*Data entries for graphics:*
********

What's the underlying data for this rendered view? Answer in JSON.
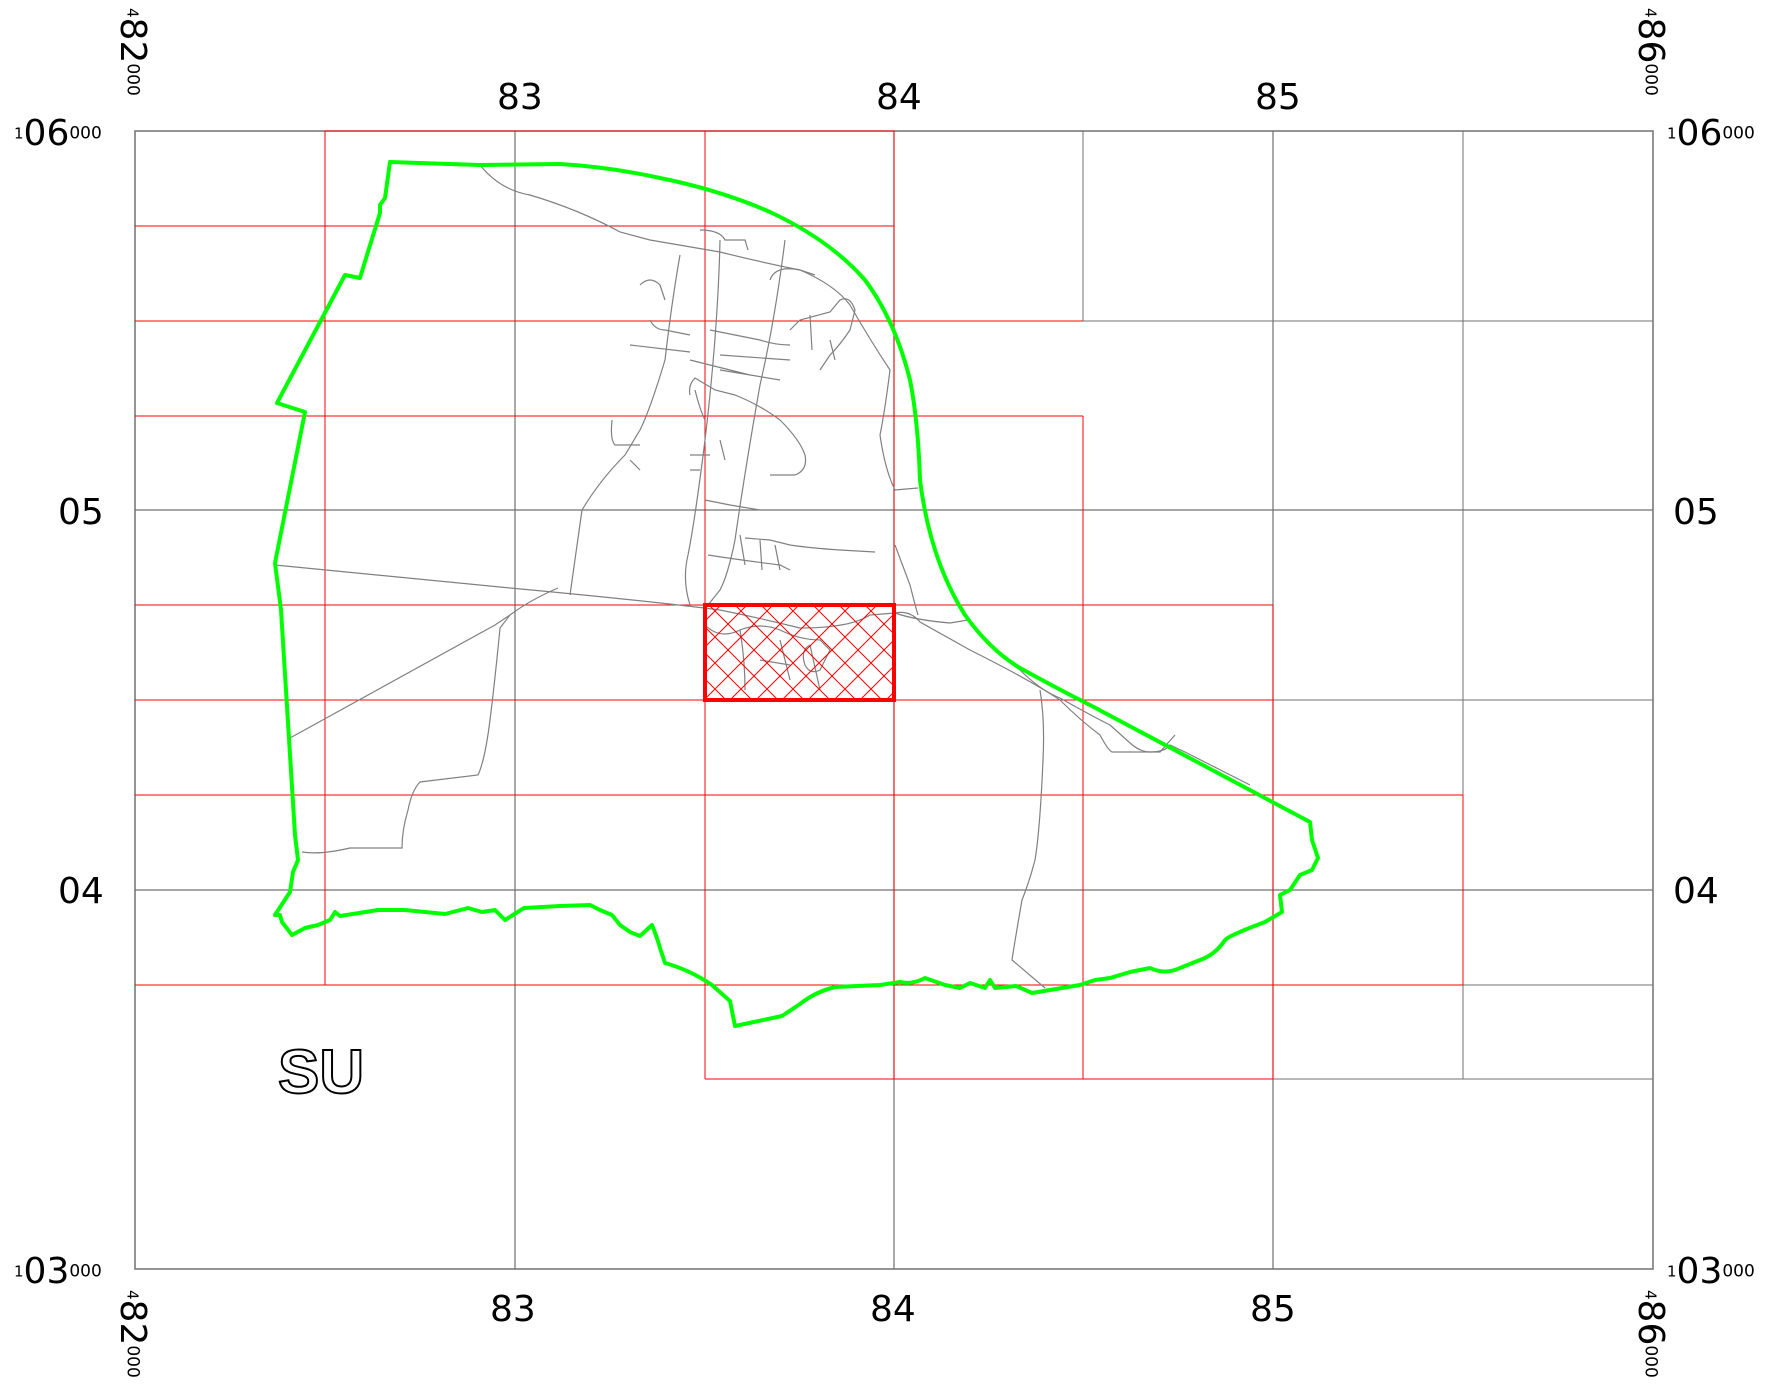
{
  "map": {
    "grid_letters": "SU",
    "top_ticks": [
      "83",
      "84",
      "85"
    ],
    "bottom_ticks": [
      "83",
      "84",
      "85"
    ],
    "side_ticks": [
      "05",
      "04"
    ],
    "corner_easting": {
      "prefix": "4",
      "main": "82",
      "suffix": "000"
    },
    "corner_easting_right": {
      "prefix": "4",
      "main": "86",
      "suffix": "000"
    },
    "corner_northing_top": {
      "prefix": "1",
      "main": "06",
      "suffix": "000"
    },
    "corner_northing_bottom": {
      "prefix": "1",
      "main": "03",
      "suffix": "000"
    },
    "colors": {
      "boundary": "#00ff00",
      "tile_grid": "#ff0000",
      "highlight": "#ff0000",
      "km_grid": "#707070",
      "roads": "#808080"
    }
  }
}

********

*To do:*
Write every record out again exactly; no pictures belong in the copy.

*Final result:*
What's the underlying data for this rendered view? Answer in JSON.
{
  "map": {
    "grid_letters": "SU",
    "top_ticks": [
      "83",
      "84",
      "85"
    ],
    "bottom_ticks": [
      "83",
      "84",
      "85"
    ],
    "side_ticks": [
      "05",
      "04"
    ],
    "corner_easting": {
      "prefix": "4",
      "main": "82",
      "suffix": "000"
    },
    "corner_easting_right": {
      "prefix": "4",
      "main": "86",
      "suffix": "000"
    },
    "corner_northing_top": {
      "prefix": "1",
      "main": "06",
      "suffix": "000"
    },
    "corner_northing_bottom": {
      "prefix": "1",
      "main": "03",
      "suffix": "000"
    },
    "colors": {
      "boundary": "#00ff00",
      "tile_grid": "#ff0000",
      "highlight": "#ff0000",
      "km_grid": "#707070",
      "roads": "#808080"
    }
  }
}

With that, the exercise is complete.